──────── DATA PROVIDED

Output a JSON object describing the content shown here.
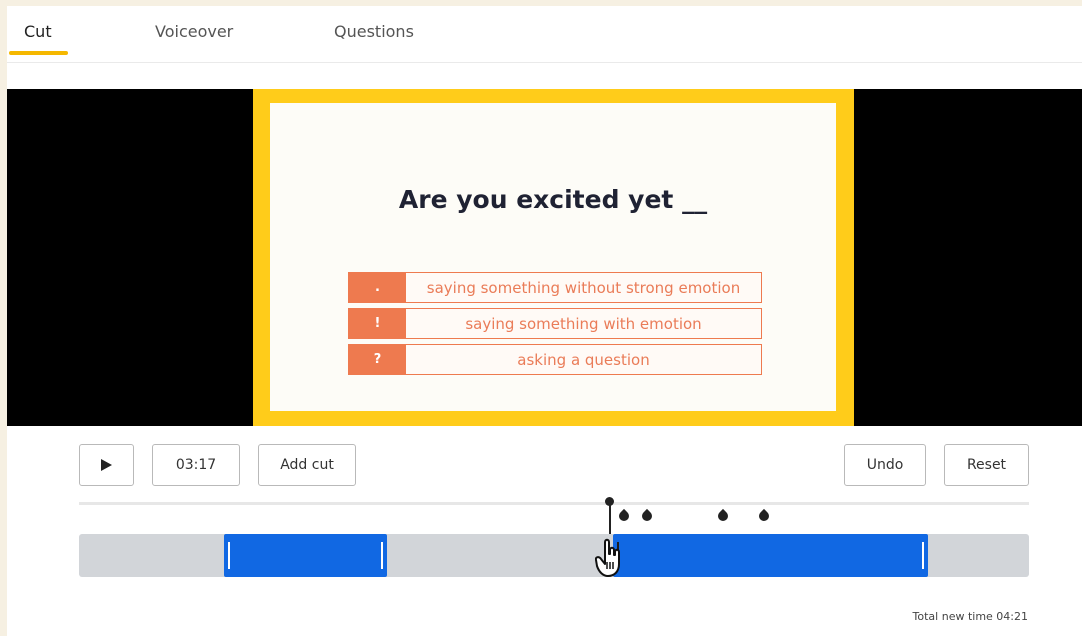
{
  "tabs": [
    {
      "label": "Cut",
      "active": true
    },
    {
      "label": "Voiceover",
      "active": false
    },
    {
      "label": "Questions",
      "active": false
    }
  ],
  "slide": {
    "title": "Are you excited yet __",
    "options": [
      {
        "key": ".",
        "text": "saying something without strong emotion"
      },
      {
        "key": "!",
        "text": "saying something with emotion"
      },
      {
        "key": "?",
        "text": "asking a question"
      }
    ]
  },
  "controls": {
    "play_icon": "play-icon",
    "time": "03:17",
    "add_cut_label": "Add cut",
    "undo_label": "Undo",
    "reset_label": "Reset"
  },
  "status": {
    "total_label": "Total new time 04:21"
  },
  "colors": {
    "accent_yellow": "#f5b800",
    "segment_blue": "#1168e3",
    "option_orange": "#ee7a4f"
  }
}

────────────────
──────── DATA PROVIDED

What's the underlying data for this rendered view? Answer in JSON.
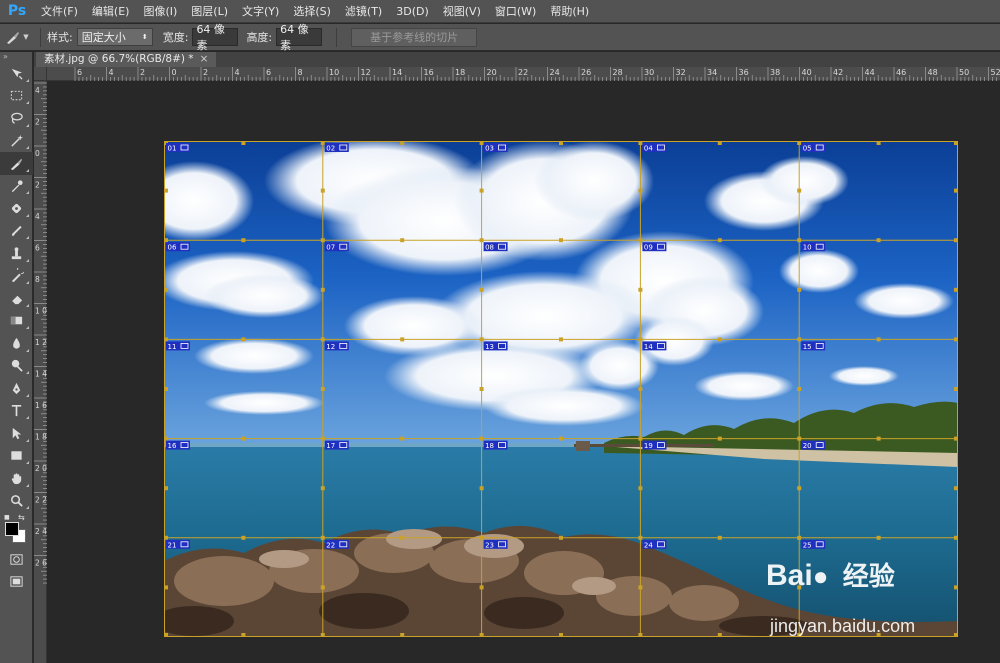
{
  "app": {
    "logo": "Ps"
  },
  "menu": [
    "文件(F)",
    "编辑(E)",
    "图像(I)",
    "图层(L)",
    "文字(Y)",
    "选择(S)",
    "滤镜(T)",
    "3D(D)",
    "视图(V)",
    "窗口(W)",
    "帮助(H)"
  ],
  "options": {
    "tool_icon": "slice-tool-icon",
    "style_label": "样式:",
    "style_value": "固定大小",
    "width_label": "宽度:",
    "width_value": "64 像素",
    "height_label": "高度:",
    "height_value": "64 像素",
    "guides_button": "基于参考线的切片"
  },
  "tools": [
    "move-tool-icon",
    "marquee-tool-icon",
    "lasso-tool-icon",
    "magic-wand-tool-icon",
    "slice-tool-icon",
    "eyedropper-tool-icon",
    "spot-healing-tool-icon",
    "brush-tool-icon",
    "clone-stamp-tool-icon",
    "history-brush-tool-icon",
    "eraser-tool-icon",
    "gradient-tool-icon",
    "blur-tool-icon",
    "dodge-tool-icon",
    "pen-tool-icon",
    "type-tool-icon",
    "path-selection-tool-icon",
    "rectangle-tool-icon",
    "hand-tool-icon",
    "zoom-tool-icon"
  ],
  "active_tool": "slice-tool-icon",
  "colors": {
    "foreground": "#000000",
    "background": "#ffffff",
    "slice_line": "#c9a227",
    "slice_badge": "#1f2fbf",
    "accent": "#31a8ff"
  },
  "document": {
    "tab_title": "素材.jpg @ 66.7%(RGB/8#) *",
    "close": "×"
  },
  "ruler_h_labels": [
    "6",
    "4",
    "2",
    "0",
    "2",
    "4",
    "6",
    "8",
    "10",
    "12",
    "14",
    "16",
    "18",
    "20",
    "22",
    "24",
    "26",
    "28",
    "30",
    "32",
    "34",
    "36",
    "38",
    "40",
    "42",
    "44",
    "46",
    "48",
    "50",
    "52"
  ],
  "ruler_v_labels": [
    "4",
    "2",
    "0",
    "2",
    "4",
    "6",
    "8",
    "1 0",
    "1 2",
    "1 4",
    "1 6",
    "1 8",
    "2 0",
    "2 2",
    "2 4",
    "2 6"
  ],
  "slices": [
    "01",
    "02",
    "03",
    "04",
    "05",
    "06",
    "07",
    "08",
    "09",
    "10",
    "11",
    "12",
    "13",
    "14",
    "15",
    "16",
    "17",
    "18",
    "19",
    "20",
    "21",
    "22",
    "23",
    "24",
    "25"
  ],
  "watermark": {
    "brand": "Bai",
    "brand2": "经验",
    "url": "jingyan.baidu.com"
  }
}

────────────────

Copy out all lines where the word "JSON" appears.

RESPONSE TO THIS TASK –
Output a JSON object describing the content shown here.
What's the underlying data for this rendered view? Answer in JSON.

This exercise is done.